Exercise aim »
Keep only the lines that hold the string "mengerti", filtering out the rest of the entries below.

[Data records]
-- START --

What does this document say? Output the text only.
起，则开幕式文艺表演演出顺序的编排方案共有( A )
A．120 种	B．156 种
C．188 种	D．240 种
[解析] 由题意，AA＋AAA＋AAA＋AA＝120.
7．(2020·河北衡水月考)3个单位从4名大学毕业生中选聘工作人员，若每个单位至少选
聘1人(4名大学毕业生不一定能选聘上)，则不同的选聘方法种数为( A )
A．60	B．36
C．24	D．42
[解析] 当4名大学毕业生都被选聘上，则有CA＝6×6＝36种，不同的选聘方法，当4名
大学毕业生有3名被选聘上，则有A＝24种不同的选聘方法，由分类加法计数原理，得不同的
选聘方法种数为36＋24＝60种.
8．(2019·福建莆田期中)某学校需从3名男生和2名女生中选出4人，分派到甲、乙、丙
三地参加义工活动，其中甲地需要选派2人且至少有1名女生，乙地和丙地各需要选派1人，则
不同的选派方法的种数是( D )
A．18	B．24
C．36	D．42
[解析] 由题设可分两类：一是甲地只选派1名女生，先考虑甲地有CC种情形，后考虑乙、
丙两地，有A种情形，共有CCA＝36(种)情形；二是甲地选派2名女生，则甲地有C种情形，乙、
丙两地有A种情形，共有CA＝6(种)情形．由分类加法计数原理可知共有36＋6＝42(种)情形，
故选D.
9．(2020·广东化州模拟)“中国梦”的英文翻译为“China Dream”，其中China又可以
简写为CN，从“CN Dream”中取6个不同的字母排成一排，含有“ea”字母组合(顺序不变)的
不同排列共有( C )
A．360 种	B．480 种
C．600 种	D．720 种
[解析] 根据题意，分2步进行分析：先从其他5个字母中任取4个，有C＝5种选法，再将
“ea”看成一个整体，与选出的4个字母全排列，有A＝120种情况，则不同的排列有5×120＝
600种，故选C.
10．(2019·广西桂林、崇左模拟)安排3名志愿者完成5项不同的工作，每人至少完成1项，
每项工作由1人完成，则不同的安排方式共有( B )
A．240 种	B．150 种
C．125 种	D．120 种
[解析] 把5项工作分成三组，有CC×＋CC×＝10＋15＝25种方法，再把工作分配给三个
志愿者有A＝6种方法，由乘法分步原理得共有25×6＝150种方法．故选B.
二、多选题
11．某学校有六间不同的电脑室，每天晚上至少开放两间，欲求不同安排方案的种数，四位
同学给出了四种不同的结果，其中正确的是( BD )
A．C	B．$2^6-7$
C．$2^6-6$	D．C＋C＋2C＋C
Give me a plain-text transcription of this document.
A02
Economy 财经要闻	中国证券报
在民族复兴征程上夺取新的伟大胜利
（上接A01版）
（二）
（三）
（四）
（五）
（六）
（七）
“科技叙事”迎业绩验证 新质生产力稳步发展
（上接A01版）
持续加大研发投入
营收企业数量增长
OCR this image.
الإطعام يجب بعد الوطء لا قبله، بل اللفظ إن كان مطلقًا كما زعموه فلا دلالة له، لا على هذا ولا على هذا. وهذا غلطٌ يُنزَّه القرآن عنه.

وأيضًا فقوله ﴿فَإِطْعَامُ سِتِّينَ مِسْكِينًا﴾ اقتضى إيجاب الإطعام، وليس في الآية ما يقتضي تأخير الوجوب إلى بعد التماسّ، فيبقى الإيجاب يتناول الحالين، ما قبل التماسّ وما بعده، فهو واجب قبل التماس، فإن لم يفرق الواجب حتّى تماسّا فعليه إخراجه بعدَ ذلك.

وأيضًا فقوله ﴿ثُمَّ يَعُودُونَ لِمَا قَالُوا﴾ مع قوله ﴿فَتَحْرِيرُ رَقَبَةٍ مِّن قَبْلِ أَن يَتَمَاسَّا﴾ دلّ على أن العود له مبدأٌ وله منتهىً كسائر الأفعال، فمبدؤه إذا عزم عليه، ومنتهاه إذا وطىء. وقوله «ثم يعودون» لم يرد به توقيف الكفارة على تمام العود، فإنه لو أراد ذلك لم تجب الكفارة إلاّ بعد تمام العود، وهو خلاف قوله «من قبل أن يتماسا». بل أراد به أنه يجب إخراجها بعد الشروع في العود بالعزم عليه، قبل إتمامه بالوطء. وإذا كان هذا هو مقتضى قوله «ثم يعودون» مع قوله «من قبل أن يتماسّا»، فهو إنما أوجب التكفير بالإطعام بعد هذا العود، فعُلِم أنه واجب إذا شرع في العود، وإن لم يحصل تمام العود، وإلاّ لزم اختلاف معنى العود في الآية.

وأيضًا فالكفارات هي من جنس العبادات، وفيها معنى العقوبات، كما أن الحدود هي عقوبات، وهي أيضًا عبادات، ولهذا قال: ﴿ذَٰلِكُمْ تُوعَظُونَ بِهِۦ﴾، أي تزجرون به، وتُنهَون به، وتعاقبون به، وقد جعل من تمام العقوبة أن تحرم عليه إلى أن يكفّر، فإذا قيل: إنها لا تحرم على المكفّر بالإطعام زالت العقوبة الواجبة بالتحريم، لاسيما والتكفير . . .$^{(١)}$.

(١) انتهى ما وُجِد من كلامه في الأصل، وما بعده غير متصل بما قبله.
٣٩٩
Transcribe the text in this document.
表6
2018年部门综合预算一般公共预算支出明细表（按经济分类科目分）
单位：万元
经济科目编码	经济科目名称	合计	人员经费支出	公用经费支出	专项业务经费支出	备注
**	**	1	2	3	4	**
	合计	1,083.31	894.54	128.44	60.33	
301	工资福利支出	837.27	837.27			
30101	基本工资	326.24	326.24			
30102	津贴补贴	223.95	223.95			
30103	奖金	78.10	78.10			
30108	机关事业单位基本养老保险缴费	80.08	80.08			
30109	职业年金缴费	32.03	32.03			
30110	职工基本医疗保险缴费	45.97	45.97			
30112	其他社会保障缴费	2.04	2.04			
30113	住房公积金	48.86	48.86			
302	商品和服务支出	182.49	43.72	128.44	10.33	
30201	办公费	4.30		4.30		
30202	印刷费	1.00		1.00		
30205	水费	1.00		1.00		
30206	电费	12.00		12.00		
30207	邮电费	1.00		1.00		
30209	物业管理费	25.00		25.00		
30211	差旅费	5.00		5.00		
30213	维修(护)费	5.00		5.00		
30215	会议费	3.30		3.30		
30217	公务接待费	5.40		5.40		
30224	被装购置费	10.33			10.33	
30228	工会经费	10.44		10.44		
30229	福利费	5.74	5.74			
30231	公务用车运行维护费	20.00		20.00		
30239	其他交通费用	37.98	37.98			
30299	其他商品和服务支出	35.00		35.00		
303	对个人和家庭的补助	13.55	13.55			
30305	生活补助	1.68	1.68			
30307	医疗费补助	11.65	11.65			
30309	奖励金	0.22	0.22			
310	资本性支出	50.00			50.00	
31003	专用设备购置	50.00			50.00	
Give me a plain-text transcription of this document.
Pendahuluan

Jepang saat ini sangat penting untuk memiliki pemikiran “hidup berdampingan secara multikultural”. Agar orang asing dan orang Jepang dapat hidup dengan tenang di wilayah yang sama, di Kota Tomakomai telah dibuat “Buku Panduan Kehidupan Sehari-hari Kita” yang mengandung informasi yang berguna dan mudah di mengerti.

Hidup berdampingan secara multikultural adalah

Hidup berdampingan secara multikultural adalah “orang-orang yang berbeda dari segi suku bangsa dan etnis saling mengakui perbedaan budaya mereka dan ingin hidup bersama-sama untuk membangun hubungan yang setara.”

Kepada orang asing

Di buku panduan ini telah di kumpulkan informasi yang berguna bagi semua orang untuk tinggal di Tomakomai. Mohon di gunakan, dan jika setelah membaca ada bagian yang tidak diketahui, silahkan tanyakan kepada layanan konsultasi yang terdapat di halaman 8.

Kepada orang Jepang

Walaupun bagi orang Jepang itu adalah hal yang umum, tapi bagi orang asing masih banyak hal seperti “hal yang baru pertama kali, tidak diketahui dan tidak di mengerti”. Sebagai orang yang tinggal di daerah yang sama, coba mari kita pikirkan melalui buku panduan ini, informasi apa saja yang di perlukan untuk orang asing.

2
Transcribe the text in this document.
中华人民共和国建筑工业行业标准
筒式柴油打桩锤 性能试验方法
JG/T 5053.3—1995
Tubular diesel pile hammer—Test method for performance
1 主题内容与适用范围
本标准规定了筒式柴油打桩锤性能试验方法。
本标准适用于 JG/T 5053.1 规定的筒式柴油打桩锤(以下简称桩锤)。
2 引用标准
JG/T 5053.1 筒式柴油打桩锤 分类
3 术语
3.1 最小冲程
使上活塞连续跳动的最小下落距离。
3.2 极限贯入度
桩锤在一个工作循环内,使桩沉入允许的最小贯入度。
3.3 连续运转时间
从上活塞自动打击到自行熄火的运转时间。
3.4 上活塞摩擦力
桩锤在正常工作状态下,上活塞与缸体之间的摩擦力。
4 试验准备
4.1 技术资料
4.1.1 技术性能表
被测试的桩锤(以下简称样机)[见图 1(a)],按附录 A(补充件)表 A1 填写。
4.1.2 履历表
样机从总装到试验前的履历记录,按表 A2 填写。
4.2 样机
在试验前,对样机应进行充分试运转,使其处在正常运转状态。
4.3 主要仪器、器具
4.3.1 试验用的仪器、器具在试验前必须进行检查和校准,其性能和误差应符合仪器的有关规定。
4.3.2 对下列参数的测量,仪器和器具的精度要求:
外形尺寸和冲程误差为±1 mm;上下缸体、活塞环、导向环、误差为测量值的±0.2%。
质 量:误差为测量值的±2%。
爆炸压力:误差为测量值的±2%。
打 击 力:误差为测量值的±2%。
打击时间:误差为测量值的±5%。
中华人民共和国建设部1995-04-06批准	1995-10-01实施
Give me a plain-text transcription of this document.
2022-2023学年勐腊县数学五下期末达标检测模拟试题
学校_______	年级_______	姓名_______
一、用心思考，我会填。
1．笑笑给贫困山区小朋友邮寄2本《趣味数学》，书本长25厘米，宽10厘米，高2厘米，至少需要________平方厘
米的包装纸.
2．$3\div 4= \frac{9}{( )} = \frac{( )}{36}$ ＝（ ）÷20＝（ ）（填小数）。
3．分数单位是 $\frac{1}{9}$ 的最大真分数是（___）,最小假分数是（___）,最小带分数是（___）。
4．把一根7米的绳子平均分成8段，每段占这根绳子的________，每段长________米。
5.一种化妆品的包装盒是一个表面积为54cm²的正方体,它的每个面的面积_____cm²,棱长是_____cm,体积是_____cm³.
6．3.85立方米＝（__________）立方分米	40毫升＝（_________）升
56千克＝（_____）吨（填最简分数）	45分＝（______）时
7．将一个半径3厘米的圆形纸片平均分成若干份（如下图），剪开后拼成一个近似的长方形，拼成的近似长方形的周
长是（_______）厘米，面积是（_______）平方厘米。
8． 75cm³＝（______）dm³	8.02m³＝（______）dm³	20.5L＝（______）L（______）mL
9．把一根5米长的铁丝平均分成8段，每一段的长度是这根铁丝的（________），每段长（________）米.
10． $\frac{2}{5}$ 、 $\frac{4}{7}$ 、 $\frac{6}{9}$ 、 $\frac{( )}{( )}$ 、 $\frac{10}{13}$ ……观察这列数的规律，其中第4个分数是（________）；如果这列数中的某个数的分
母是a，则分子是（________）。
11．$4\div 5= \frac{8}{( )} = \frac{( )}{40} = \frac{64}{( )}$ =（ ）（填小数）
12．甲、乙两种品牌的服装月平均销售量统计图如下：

-- END --

Problem solution »
Jepang saat ini sangat penting untuk memiliki pemikiran “hidup berdampingan secara multikultural”. Agar orang asing dan orang Jepang dapat hidup dengan tenang di wilayah yang sama, di Kota Tomakomai telah dibuat “Buku Panduan Kehidupan Sehari-hari Kita” yang mengandung informasi yang berguna dan mudah di mengerti.
Walaupun bagi orang Jepang itu adalah hal yang umum, tapi bagi orang asing masih banyak hal seperti “hal yang baru pertama kali, tidak diketahui dan tidak di mengerti”. Sebagai orang yang tinggal di daerah yang sama, coba mari kita pikirkan melalui buku panduan ini, informasi apa saja yang di perlukan untuk orang asing.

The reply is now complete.